◆ **Text excerpt**
San Francisco Chronicle

I know all about my dad’s affair; what should I do?

- By Jeanne Phillips Write to Dear Abby at P.O. Box 69440, Los Angeles, CA 90069 or www.dearabby.com.

Dear Abby: I’m 17 and the youngest in the family. My dad is cheating on my mom. My mom knows and has even told him she knows he’s having an affair. He didn’t apologize. His response was that he would still meet the other lady. For the past few months, Mom has been gathering evidence so she can divorce him. None of my other siblings know. I feel they should, but Mom doesn’t want them to. I am angry at my dad for making Mom suffer so much for so long. What should I do to help my mom, and should I tell my siblings? Dad Is Cheating Dear D.I.C.: You seem to have a great deal of insider knowledge about your parents’ marital difficulti­es, and it appears that has happened because your mother chose to confide in you. That’s a heavy burden for one so young to carry, and it wasn’t fair to you. Although you want to help your mother through this, I do not think you are equipped to do more than remain supportive and honor her request not to tell your siblings. Dear Abby: My daughter, “Jamie,” is in college, and has two roommates, one of whom is also her friend. Her friend knows a lot of people in this college town, and has much more of a social life than Jamie. Although Jamie always includes her friend in outings, her friend never returns the favor. Should I say something to her friend, in private, about how hurt my daughter’s feelings are?

Data excerpts:
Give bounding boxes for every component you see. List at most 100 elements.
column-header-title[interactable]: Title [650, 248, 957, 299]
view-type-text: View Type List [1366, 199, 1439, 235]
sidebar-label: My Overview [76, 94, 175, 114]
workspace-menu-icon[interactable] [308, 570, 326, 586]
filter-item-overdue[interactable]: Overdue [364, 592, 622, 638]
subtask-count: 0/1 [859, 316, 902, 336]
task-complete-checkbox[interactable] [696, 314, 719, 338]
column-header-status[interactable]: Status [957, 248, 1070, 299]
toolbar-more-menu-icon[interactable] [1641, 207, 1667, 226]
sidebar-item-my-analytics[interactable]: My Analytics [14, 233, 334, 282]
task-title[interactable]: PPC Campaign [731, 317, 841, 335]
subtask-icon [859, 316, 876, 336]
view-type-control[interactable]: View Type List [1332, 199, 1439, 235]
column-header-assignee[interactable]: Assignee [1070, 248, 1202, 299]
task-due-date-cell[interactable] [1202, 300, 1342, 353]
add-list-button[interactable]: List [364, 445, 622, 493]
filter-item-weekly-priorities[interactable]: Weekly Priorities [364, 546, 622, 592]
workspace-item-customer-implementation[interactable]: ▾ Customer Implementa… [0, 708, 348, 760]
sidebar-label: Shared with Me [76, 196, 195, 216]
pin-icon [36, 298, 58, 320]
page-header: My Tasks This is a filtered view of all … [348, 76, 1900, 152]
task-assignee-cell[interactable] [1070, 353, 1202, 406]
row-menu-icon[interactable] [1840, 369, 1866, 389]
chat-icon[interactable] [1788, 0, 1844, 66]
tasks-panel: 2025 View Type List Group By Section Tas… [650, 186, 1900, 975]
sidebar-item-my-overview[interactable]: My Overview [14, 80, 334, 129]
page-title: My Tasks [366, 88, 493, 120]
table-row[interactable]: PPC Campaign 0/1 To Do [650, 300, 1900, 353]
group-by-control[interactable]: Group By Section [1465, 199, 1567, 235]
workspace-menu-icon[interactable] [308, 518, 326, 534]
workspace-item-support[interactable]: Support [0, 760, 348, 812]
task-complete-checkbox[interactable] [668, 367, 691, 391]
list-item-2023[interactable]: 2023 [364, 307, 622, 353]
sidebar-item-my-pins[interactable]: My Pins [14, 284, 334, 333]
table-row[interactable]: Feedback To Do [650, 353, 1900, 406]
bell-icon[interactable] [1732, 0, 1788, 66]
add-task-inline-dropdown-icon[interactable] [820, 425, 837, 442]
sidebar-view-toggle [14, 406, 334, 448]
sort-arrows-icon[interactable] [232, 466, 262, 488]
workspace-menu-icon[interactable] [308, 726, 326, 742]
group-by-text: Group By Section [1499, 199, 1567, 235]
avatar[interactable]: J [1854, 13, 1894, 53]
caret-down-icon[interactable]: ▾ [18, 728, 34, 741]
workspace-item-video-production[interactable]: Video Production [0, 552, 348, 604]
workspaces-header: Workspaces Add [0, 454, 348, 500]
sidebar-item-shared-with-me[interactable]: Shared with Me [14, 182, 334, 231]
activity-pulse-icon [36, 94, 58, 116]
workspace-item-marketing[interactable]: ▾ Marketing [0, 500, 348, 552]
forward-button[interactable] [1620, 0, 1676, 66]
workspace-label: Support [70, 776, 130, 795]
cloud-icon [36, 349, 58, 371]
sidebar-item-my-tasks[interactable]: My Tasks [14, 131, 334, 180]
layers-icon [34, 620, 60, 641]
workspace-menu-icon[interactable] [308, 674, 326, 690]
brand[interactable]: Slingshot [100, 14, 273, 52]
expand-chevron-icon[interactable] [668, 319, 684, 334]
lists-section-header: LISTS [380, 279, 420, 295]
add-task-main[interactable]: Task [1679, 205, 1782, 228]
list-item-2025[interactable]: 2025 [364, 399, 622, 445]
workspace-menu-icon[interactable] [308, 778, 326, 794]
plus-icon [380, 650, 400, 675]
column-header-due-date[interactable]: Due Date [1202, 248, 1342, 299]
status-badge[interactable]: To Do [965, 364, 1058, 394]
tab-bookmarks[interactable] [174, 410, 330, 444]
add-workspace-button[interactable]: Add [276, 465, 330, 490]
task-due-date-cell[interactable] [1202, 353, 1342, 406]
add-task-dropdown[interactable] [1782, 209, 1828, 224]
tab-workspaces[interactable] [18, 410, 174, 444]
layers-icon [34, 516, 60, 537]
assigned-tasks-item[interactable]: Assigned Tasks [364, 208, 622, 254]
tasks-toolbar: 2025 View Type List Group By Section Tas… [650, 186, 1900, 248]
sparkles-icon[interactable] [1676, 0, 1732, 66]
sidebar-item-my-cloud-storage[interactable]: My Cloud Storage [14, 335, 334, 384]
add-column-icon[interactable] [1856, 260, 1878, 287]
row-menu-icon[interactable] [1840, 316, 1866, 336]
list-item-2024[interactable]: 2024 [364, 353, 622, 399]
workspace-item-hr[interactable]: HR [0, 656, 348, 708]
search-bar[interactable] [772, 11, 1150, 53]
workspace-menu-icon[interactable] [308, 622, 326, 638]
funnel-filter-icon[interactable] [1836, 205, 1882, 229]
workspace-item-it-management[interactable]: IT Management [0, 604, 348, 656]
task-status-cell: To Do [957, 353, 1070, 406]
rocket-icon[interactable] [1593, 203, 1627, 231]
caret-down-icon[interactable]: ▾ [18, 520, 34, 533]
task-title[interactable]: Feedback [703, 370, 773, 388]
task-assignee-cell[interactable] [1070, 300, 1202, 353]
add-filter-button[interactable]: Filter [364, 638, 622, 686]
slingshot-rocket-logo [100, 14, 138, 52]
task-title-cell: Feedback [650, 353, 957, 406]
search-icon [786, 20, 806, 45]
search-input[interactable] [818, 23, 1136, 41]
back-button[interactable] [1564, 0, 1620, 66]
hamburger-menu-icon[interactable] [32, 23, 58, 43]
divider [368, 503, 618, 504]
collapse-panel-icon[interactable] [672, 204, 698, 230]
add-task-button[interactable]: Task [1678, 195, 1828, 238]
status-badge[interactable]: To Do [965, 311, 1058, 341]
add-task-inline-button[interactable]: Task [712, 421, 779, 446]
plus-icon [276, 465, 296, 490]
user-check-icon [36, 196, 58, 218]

◆ **Work instruction A**
In the Dear Abby column, what has the 17-year-old's mother been doing for the past few months?
◆ **Work instruction B**
Continue the Dear Abby column from where it stops.

◆ **Task answer A**
She has been gathering evidence so she can divorce the father.

◆ **Task answer B**
Hurt Feelings Dear Hurt Feelings: No. The person to explain Jamie’s feelings to her roommate should be Jamie. Whether they can remain close friends under these circumstan­ces is questionab­le, but for the next year they will have to coexist as roommates. Do not interfere. Dear Abby: I recently lost my mom to cancer, and my father has offered her engagement ring to me to propose to my longtime girlfriend. The ring used to belong to my grandmothe­r and has a beautiful quality diamond in a yellow gold setting. My girlfriend and I are not fans of yellow gold. I was told the setting in Mom’s ring is badly worn and the stone is at risk of falling out. Would it be wrong to use the stone and have the “perfect” ring made for my future fiancee?

Nervous in New Jersey Dear Nervous: I don’t think it would be wrong. I do think you should talk to a trusted jeweler and take your guidance from him or her.